= TASK REQUIREMENTS =
Tally the lines below that contain "Authentication". The number is the whole answer.

+---+

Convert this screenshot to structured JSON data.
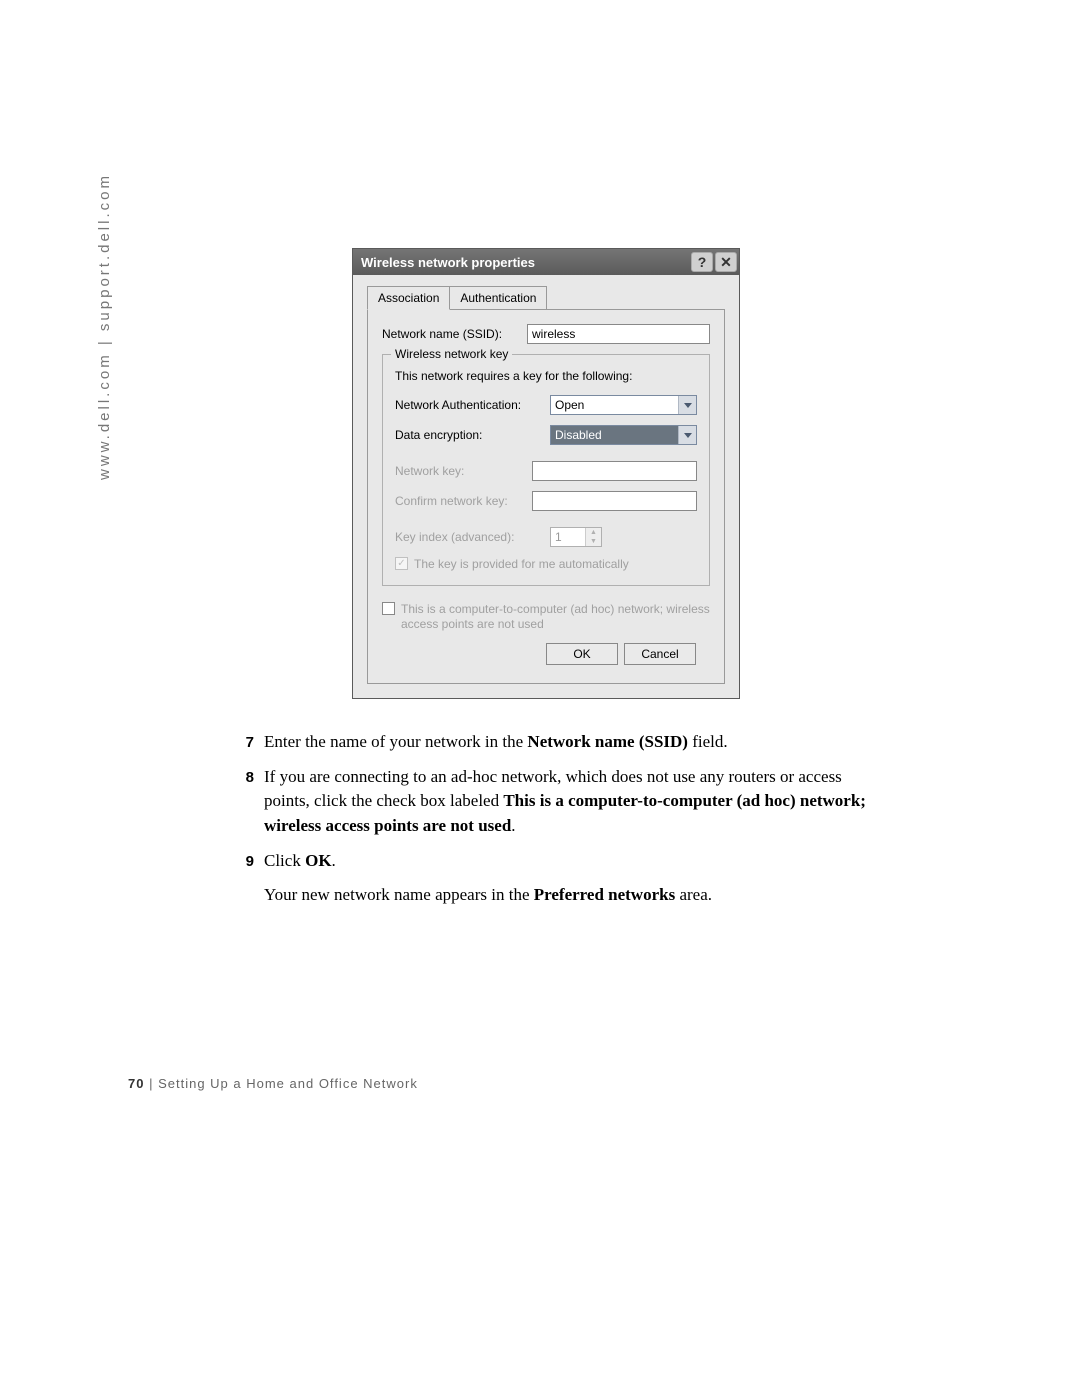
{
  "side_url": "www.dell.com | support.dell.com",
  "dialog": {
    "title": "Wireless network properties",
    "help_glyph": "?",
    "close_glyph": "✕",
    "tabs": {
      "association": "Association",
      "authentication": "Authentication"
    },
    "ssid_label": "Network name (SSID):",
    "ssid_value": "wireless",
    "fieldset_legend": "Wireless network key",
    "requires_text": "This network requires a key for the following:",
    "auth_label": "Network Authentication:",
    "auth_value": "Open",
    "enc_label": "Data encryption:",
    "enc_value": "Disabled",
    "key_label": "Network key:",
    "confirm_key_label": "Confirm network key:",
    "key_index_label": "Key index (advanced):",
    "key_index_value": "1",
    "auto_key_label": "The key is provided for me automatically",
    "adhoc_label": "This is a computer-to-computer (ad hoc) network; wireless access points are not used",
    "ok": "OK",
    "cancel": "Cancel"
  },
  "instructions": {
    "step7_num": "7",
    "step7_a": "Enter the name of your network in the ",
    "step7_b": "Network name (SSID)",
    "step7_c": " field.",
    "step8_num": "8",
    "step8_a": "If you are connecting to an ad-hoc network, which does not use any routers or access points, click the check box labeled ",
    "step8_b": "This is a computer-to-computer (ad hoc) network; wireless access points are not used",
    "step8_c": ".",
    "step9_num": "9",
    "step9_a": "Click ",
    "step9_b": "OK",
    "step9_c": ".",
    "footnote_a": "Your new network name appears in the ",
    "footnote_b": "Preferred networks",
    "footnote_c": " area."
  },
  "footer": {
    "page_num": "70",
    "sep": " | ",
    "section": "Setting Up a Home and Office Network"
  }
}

+---+

= RESPONSE TO THIS EXERCISE =
2